_WHAT YOU WILL DO_
In the lines below, how many hold the word "icon"? Answer only with the number.

_SUPPLIED INFORMATION_
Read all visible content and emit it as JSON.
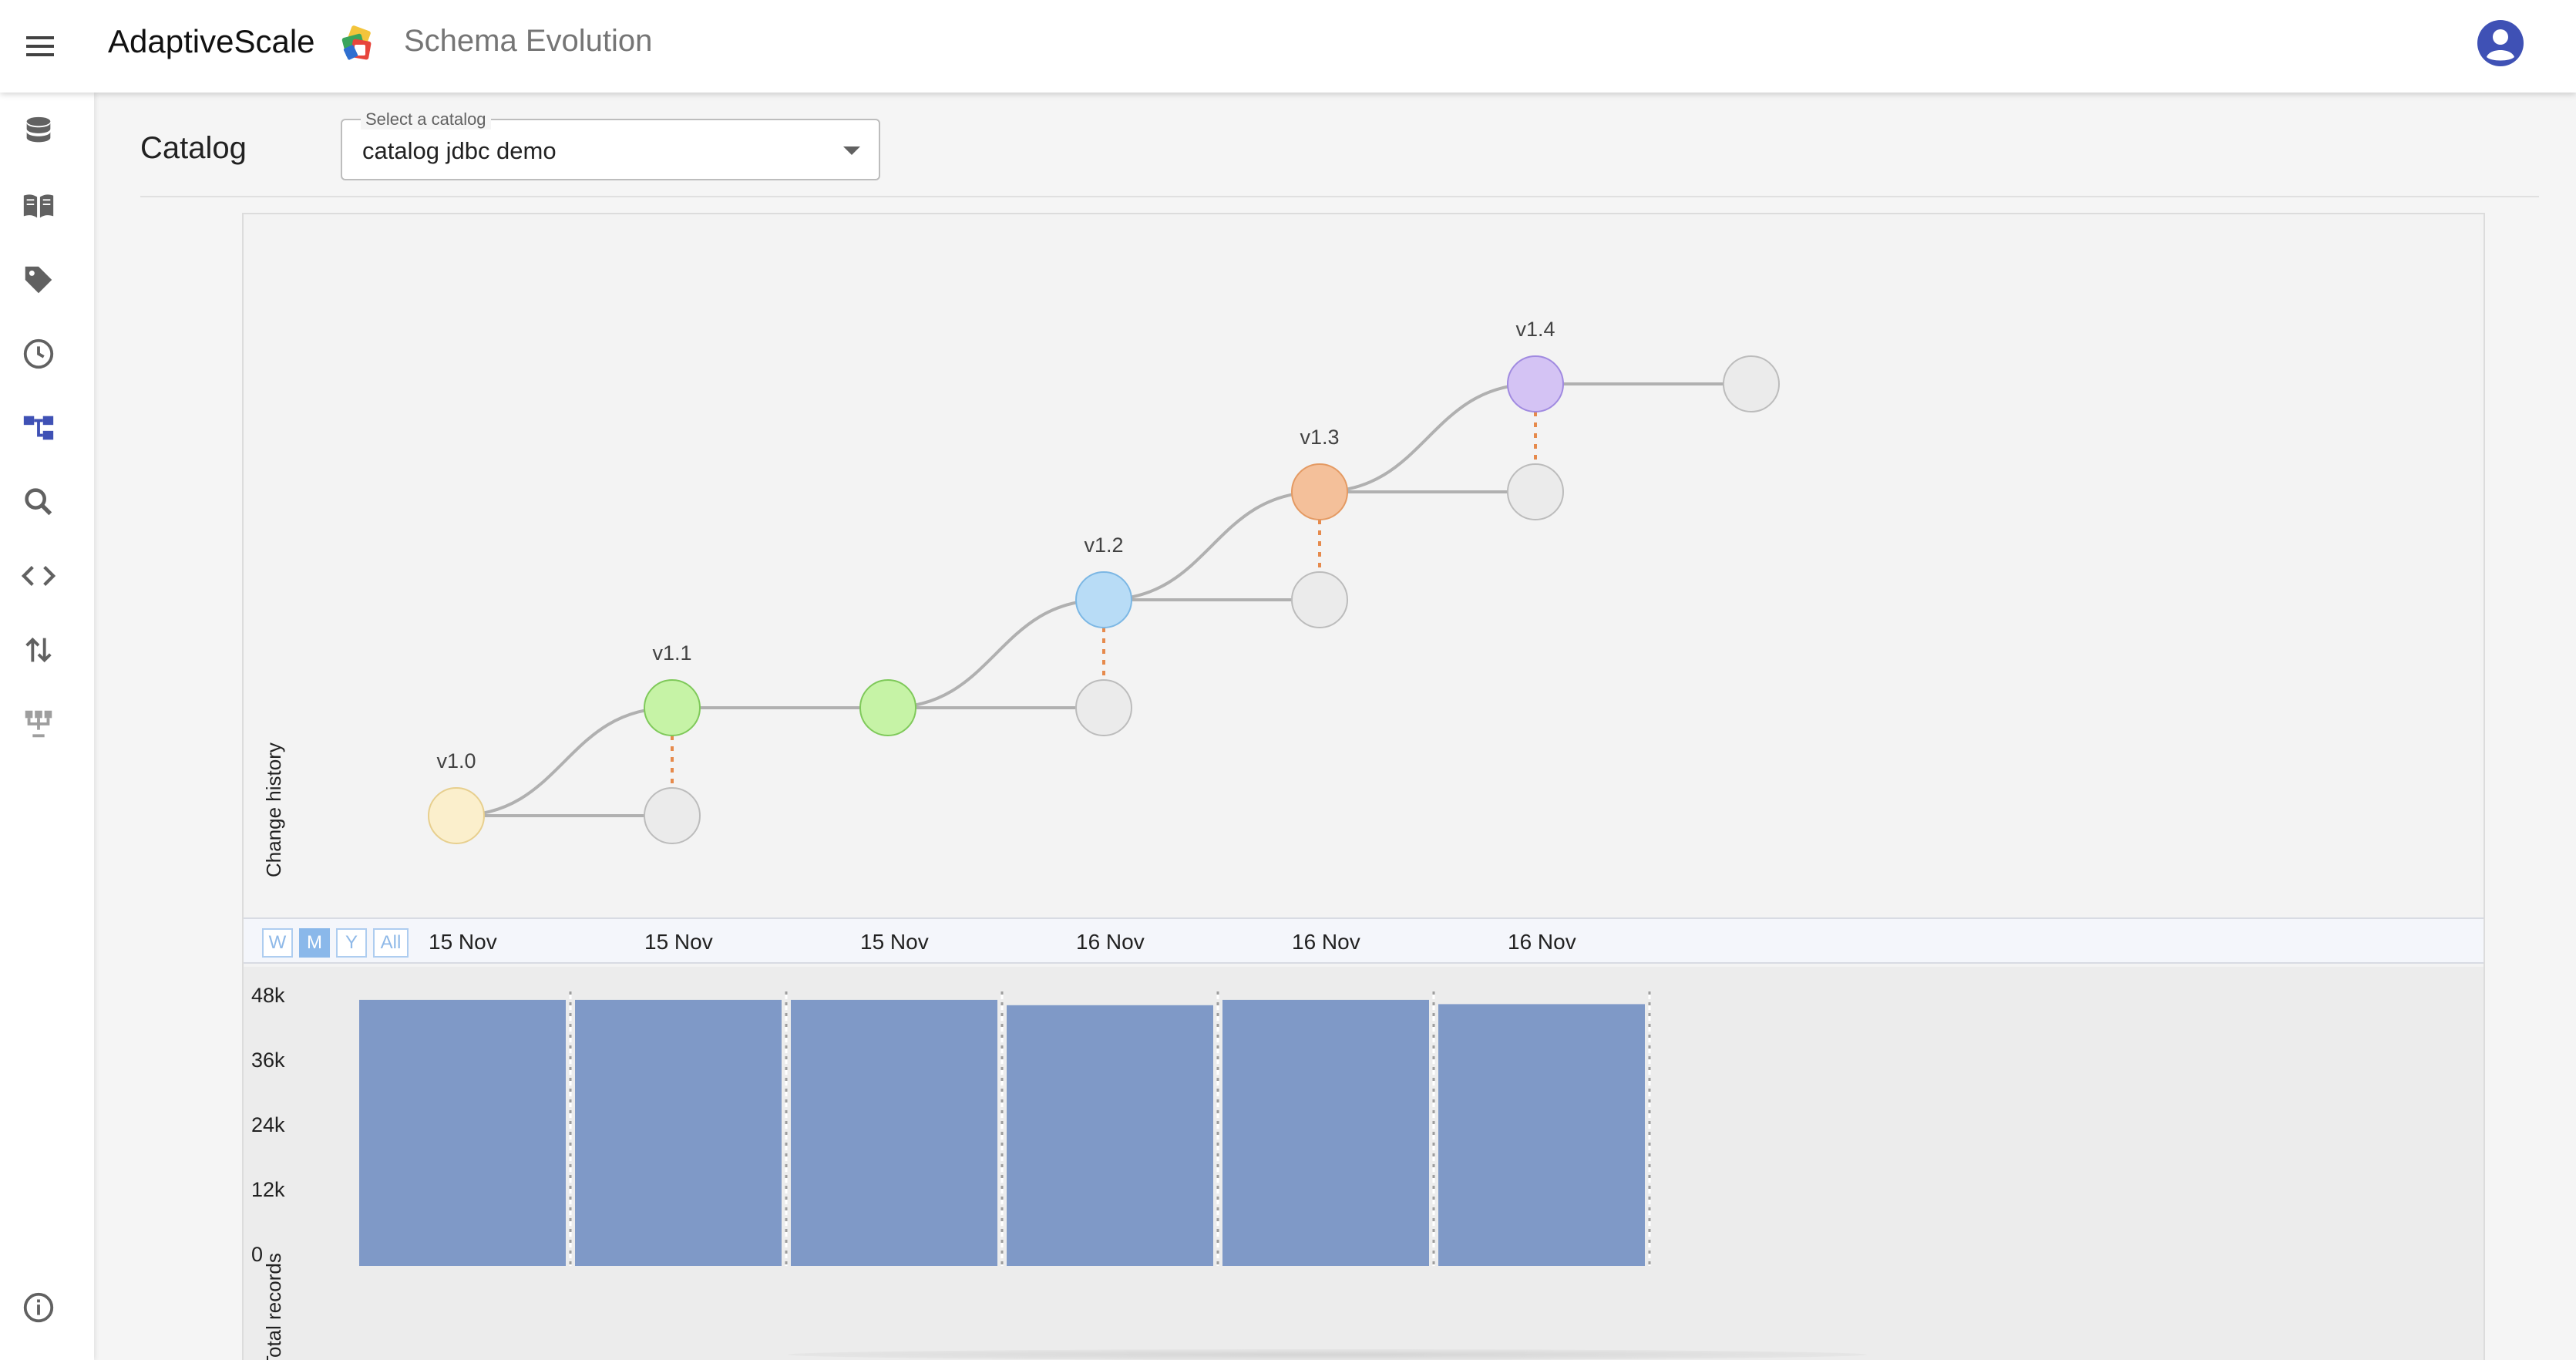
{
  "header": {
    "brand": "AdaptiveScale",
    "app_title": "Schema Evolution",
    "menu_icon": "hamburger-menu-icon",
    "account_icon": "account-circle-icon",
    "accent_color": "#3f51b5"
  },
  "sidebar": {
    "items": [
      {
        "icon": "database-icon",
        "active": false
      },
      {
        "icon": "book-icon",
        "active": false
      },
      {
        "icon": "tag-icon",
        "active": false
      },
      {
        "icon": "clock-icon",
        "active": false
      },
      {
        "icon": "schema-tree-icon",
        "active": true
      },
      {
        "icon": "search-icon",
        "active": false
      },
      {
        "icon": "code-icon",
        "active": false
      },
      {
        "icon": "swap-vertical-icon",
        "active": false
      },
      {
        "icon": "lineage-icon",
        "active": false
      }
    ],
    "footer_icon": "info-icon"
  },
  "catalog": {
    "label": "Catalog",
    "select_legend": "Select a catalog",
    "select_value": "catalog jdbc demo"
  },
  "history": {
    "axis_label": "Change history",
    "versions": [
      {
        "label": "v1.0",
        "color": "#fbefcc",
        "stroke": "#e7cf8e"
      },
      {
        "label": "v1.1",
        "color": "#c6f3a6",
        "stroke": "#7fc95a"
      },
      {
        "label": "",
        "color": "#c6f3a6",
        "stroke": "#7fc95a"
      },
      {
        "label": "v1.2",
        "color": "#b8dcf6",
        "stroke": "#7cb7e4"
      },
      {
        "label": "v1.3",
        "color": "#f4c09a",
        "stroke": "#e49a63"
      },
      {
        "label": "v1.4",
        "color": "#d4c3f4",
        "stroke": "#a08ae0"
      }
    ],
    "connector_color": "#e68a4c"
  },
  "timeline": {
    "zoom_buttons": [
      "W",
      "M",
      "Y",
      "All"
    ],
    "active_zoom": "M",
    "dates": [
      "15 Nov",
      "15 Nov",
      "15 Nov",
      "16 Nov",
      "16 Nov",
      "16 Nov"
    ]
  },
  "chart_data": {
    "type": "bar",
    "ylabel": "Total records",
    "categories": [
      "15 Nov",
      "15 Nov",
      "15 Nov",
      "16 Nov",
      "16 Nov",
      "16 Nov"
    ],
    "values": [
      50000,
      50000,
      50000,
      49000,
      50000,
      49200
    ],
    "yticks": [
      "48k",
      "36k",
      "24k",
      "12k",
      "0"
    ],
    "ylim": [
      0,
      51000
    ],
    "bar_color": "#7f99c7"
  }
}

_FULL RESPONSE_
12